To be done: Every entry below should be printed exactly, without its images.

Recorded data:
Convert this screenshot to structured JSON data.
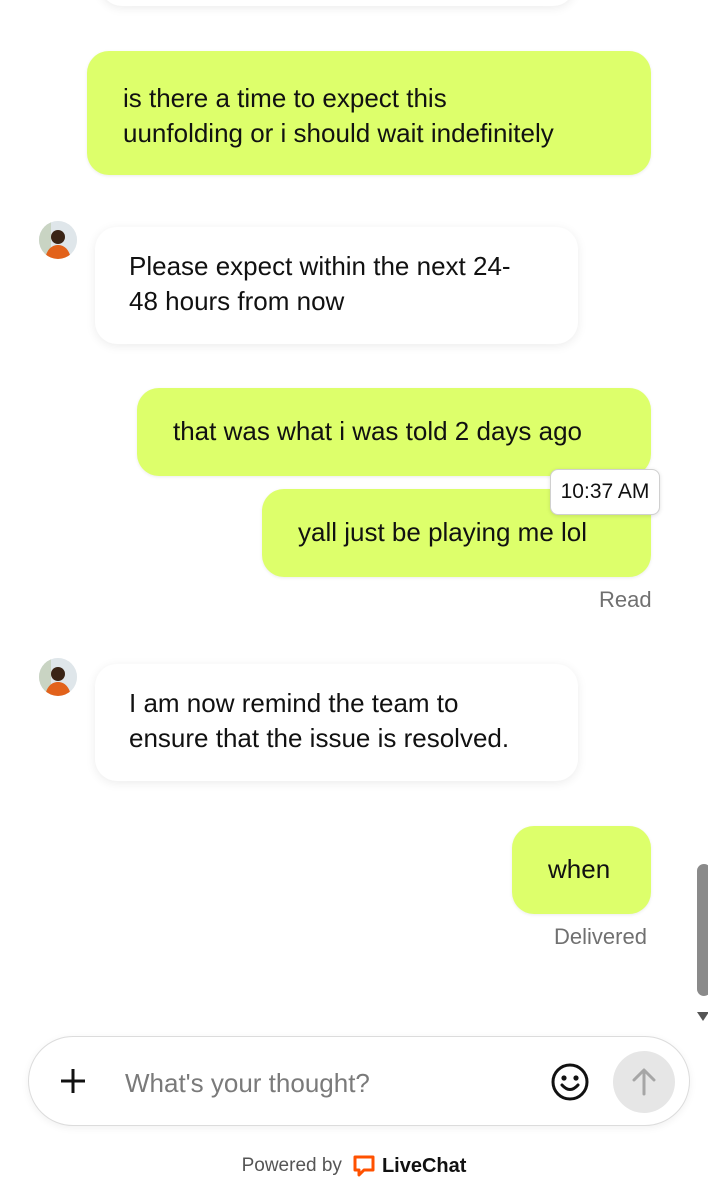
{
  "messages": [
    {
      "id": "m1",
      "direction": "outgoing",
      "text_lines": [
        "is there a time to expect this",
        "uunfolding or i should wait indefinitely"
      ]
    },
    {
      "id": "m2",
      "direction": "incoming",
      "text_lines": [
        "Please expect within the next 24-",
        "48 hours from now"
      ]
    },
    {
      "id": "m3",
      "direction": "outgoing",
      "text_lines": [
        "that was what i was told 2 days ago"
      ]
    },
    {
      "id": "m4",
      "direction": "outgoing",
      "text_lines": [
        "yall just be playing me lol"
      ]
    },
    {
      "id": "m5",
      "direction": "incoming",
      "text_lines": [
        "I am now remind the team to",
        "ensure that the issue is resolved."
      ]
    },
    {
      "id": "m6",
      "direction": "outgoing",
      "text_lines": [
        "when"
      ]
    }
  ],
  "tooltip_time": "10:37 AM",
  "status_read": "Read",
  "status_delivered": "Delivered",
  "composer": {
    "placeholder": "What's your thought?",
    "value": ""
  },
  "footer": {
    "powered_by": "Powered by",
    "brand": "LiveChat"
  },
  "colors": {
    "outgoing_bubble": "#ddff6b",
    "incoming_bubble": "#ffffff",
    "brand_orange": "#ff5100"
  },
  "icons": {
    "plus": "plus-icon",
    "emoji": "smiley-icon",
    "send": "arrow-up-icon",
    "logo": "livechat-logo-icon"
  }
}
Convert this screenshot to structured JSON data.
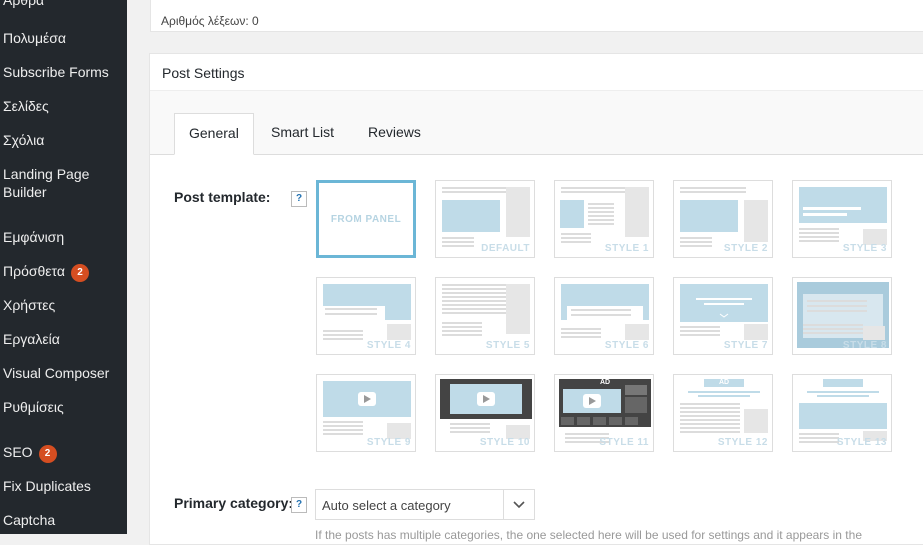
{
  "sidebar": {
    "items": [
      {
        "label": "Άρθρα"
      },
      {
        "label": "Πολυμέσα"
      },
      {
        "label": "Subscribe Forms"
      },
      {
        "label": "Σελίδες"
      },
      {
        "label": "Σχόλια"
      },
      {
        "label": "Landing Page"
      },
      {
        "label": "Builder"
      },
      {
        "label": "Εμφάνιση"
      },
      {
        "label": "Πρόσθετα",
        "badge": "2"
      },
      {
        "label": "Χρήστες"
      },
      {
        "label": "Εργαλεία"
      },
      {
        "label": "Visual Composer"
      },
      {
        "label": "Ρυθμίσεις"
      },
      {
        "label": "SEO",
        "badge": "2"
      },
      {
        "label": "Fix Duplicates"
      },
      {
        "label": "Captcha"
      }
    ]
  },
  "editor": {
    "word_count": "Αριθμός λέξεων: 0"
  },
  "post_settings": {
    "title": "Post Settings",
    "tabs": [
      {
        "label": "General"
      },
      {
        "label": "Smart List"
      },
      {
        "label": "Reviews"
      }
    ],
    "post_template_label": "Post template:",
    "help_glyph": "?",
    "templates": [
      {
        "label": "FROM PANEL"
      },
      {
        "label": "DEFAULT"
      },
      {
        "label": "STYLE 1"
      },
      {
        "label": "STYLE 2"
      },
      {
        "label": "STYLE 3"
      },
      {
        "label": "STYLE 4"
      },
      {
        "label": "STYLE 5"
      },
      {
        "label": "STYLE 6"
      },
      {
        "label": "STYLE 7"
      },
      {
        "label": "STYLE 8"
      },
      {
        "label": "STYLE 9"
      },
      {
        "label": "STYLE 10"
      },
      {
        "label": "STYLE 11"
      },
      {
        "label": "STYLE 12"
      },
      {
        "label": "STYLE 13"
      }
    ],
    "ad_text": "AD",
    "primary_category_label": "Primary category:",
    "primary_category_value": "Auto select a category",
    "primary_category_hint": "If the posts has multiple categories, the one selected here will be used for settings and it appears in the"
  },
  "colors": {
    "sidebar_bg": "#23282d",
    "badge": "#d54e21",
    "thumb_accent": "#bfdbe8",
    "selected_border": "#6bb6d6"
  }
}
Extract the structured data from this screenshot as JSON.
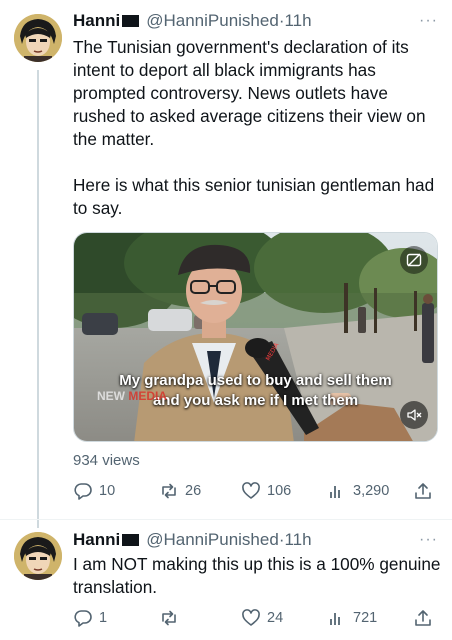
{
  "tweets": [
    {
      "display_name": "Hanni",
      "handle": "@HanniPunished",
      "separator": "·",
      "time": "11h",
      "more_label": "···",
      "text_paragraphs": [
        "The Tunisian government's declaration of its intent to deport all black immigrants has prompted controversy. News outlets have rushed to asked  average citizens their view on the matter.",
        "Here is what this senior tunisian gentleman had to say."
      ],
      "media": {
        "type": "video",
        "subtitle_line1": "My grandpa used to buy and sell them",
        "subtitle_line2": "and you ask me if I met them",
        "watermark_prefix": "NEW ",
        "watermark_red": "MEDIA",
        "mic_label": "MEDIA",
        "gif_icon": "gif-icon",
        "mute_icon": "muted-speaker-icon"
      },
      "views_text": "934 views",
      "actions": {
        "replies": "10",
        "retweets": "26",
        "likes": "106",
        "views": "3,290"
      }
    },
    {
      "display_name": "Hanni",
      "handle": "@HanniPunished",
      "separator": "·",
      "time": "11h",
      "more_label": "···",
      "text_paragraphs": [
        "I am NOT making this up this is a 100% genuine translation."
      ],
      "actions": {
        "replies": "1",
        "retweets": "",
        "likes": "24",
        "views": "721"
      }
    }
  ],
  "colors": {
    "text": "#0f1419",
    "secondary": "#536471",
    "thread_line": "#cfd9de"
  }
}
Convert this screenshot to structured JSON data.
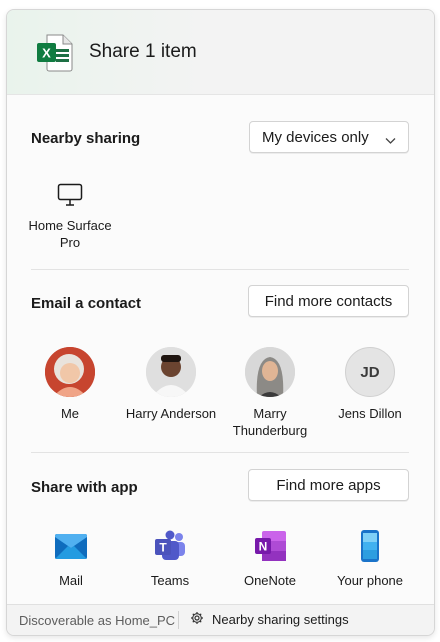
{
  "header": {
    "title": "Share 1 item",
    "file_icon": "excel-file-icon"
  },
  "nearby": {
    "title": "Nearby sharing",
    "dropdown_value": "My devices only",
    "devices": [
      {
        "label": "Home Surface Pro",
        "icon": "monitor-icon"
      }
    ]
  },
  "email": {
    "title": "Email a contact",
    "find_button": "Find more contacts",
    "contacts": [
      {
        "label": "Me"
      },
      {
        "label": "Harry Anderson"
      },
      {
        "label": "Marry Thunderburg"
      },
      {
        "label": "Jens Dillon",
        "initials": "JD"
      }
    ]
  },
  "apps": {
    "title": "Share with app",
    "find_button": "Find more apps",
    "items": [
      {
        "label": "Mail",
        "icon": "mail-icon"
      },
      {
        "label": "Teams",
        "icon": "teams-icon"
      },
      {
        "label": "OneNote",
        "icon": "onenote-icon"
      },
      {
        "label": "Your phone",
        "icon": "phone-icon"
      }
    ]
  },
  "footer": {
    "discoverable": "Discoverable as Home_PC",
    "settings_label": "Nearby sharing settings"
  },
  "colors": {
    "excel_green": "#1d7044",
    "teams_purple": "#5059c9",
    "onenote_purple": "#7719aa",
    "mail_blue": "#0f6cbd",
    "phone_blue": "#2d9ee0"
  }
}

The solution:
Convert this screenshot to structured JSON data.
{
  "messages": [
    {
      "id": "m1",
      "direction": "outgoing",
      "text_lines": [
        "is there a time to expect this",
        "uunfolding or i should wait indefinitely"
      ]
    },
    {
      "id": "m2",
      "direction": "incoming",
      "text_lines": [
        "Please expect within the next 24-",
        "48 hours from now"
      ]
    },
    {
      "id": "m3",
      "direction": "outgoing",
      "text_lines": [
        "that was what i was told 2 days ago"
      ]
    },
    {
      "id": "m4",
      "direction": "outgoing",
      "text_lines": [
        "yall just be playing me lol"
      ]
    },
    {
      "id": "m5",
      "direction": "incoming",
      "text_lines": [
        "I am now remind the team to",
        "ensure that the issue is resolved."
      ]
    },
    {
      "id": "m6",
      "direction": "outgoing",
      "text_lines": [
        "when"
      ]
    }
  ],
  "tooltip_time": "10:37 AM",
  "status_read": "Read",
  "status_delivered": "Delivered",
  "composer": {
    "placeholder": "What's your thought?",
    "value": ""
  },
  "footer": {
    "powered_by": "Powered by",
    "brand": "LiveChat"
  },
  "colors": {
    "outgoing_bubble": "#ddff6b",
    "incoming_bubble": "#ffffff",
    "brand_orange": "#ff5100"
  },
  "icons": {
    "plus": "plus-icon",
    "emoji": "smiley-icon",
    "send": "arrow-up-icon",
    "logo": "livechat-logo-icon"
  }
}
Convert this screenshot to structured JSON data.
{
  "sidebar": {
    "items": [
      {
        "label": "Άρθρα"
      },
      {
        "label": "Πολυμέσα"
      },
      {
        "label": "Subscribe Forms"
      },
      {
        "label": "Σελίδες"
      },
      {
        "label": "Σχόλια"
      },
      {
        "label": "Landing Page"
      },
      {
        "label": "Builder"
      },
      {
        "label": "Εμφάνιση"
      },
      {
        "label": "Πρόσθετα",
        "badge": "2"
      },
      {
        "label": "Χρήστες"
      },
      {
        "label": "Εργαλεία"
      },
      {
        "label": "Visual Composer"
      },
      {
        "label": "Ρυθμίσεις"
      },
      {
        "label": "SEO",
        "badge": "2"
      },
      {
        "label": "Fix Duplicates"
      },
      {
        "label": "Captcha"
      }
    ]
  },
  "editor": {
    "word_count": "Αριθμός λέξεων: 0"
  },
  "post_settings": {
    "title": "Post Settings",
    "tabs": [
      {
        "label": "General"
      },
      {
        "label": "Smart List"
      },
      {
        "label": "Reviews"
      }
    ],
    "post_template_label": "Post template:",
    "help_glyph": "?",
    "templates": [
      {
        "label": "FROM PANEL"
      },
      {
        "label": "DEFAULT"
      },
      {
        "label": "STYLE 1"
      },
      {
        "label": "STYLE 2"
      },
      {
        "label": "STYLE 3"
      },
      {
        "label": "STYLE 4"
      },
      {
        "label": "STYLE 5"
      },
      {
        "label": "STYLE 6"
      },
      {
        "label": "STYLE 7"
      },
      {
        "label": "STYLE 8"
      },
      {
        "label": "STYLE 9"
      },
      {
        "label": "STYLE 10"
      },
      {
        "label": "STYLE 11"
      },
      {
        "label": "STYLE 12"
      },
      {
        "label": "STYLE 13"
      }
    ],
    "ad_text": "AD",
    "primary_category_label": "Primary category:",
    "primary_category_value": "Auto select a category",
    "primary_category_hint": "If the posts has multiple categories, the one selected here will be used for settings and it appears in the"
  },
  "colors": {
    "sidebar_bg": "#23282d",
    "badge": "#d54e21",
    "thumb_accent": "#bfdbe8",
    "selected_border": "#6bb6d6"
  }
}
Extract the structured data from this screenshot as JSON.
{
  "tweets": [
    {
      "display_name": "Hanni",
      "handle": "@HanniPunished",
      "separator": "·",
      "time": "11h",
      "more_label": "···",
      "text_paragraphs": [
        "The Tunisian government's declaration of its intent to deport all black immigrants has prompted controversy. News outlets have rushed to asked  average citizens their view on the matter.",
        "Here is what this senior tunisian gentleman had to say."
      ],
      "media": {
        "type": "video",
        "subtitle_line1": "My grandpa used to buy and sell them",
        "subtitle_line2": "and you ask me if I met them",
        "watermark_prefix": "NEW ",
        "watermark_red": "MEDIA",
        "mic_label": "MEDIA",
        "gif_icon": "gif-icon",
        "mute_icon": "muted-speaker-icon"
      },
      "views_text": "934 views",
      "actions": {
        "replies": "10",
        "retweets": "26",
        "likes": "106",
        "views": "3,290"
      }
    },
    {
      "display_name": "Hanni",
      "handle": "@HanniPunished",
      "separator": "·",
      "time": "11h",
      "more_label": "···",
      "text_paragraphs": [
        "I am NOT making this up this is a 100% genuine translation."
      ],
      "actions": {
        "replies": "1",
        "retweets": "",
        "likes": "24",
        "views": "721"
      }
    }
  ],
  "colors": {
    "text": "#0f1419",
    "secondary": "#536471",
    "thread_line": "#cfd9de"
  }
}
Convert this screenshot to structured JSON data.
{
  "header": {
    "title": "Share 1 item",
    "file_icon": "excel-file-icon"
  },
  "nearby": {
    "title": "Nearby sharing",
    "dropdown_value": "My devices only",
    "devices": [
      {
        "label": "Home Surface Pro",
        "icon": "monitor-icon"
      }
    ]
  },
  "email": {
    "title": "Email a contact",
    "find_button": "Find more contacts",
    "contacts": [
      {
        "label": "Me"
      },
      {
        "label": "Harry Anderson"
      },
      {
        "label": "Marry Thunderburg"
      },
      {
        "label": "Jens Dillon",
        "initials": "JD"
      }
    ]
  },
  "apps": {
    "title": "Share with app",
    "find_button": "Find more apps",
    "items": [
      {
        "label": "Mail",
        "icon": "mail-icon"
      },
      {
        "label": "Teams",
        "icon": "teams-icon"
      },
      {
        "label": "OneNote",
        "icon": "onenote-icon"
      },
      {
        "label": "Your phone",
        "icon": "phone-icon"
      }
    ]
  },
  "footer": {
    "discoverable": "Discoverable as Home_PC",
    "settings_label": "Nearby sharing settings"
  },
  "colors": {
    "excel_green": "#1d7044",
    "teams_purple": "#5059c9",
    "onenote_purple": "#7719aa",
    "mail_blue": "#0f6cbd",
    "phone_blue": "#2d9ee0"
  }
}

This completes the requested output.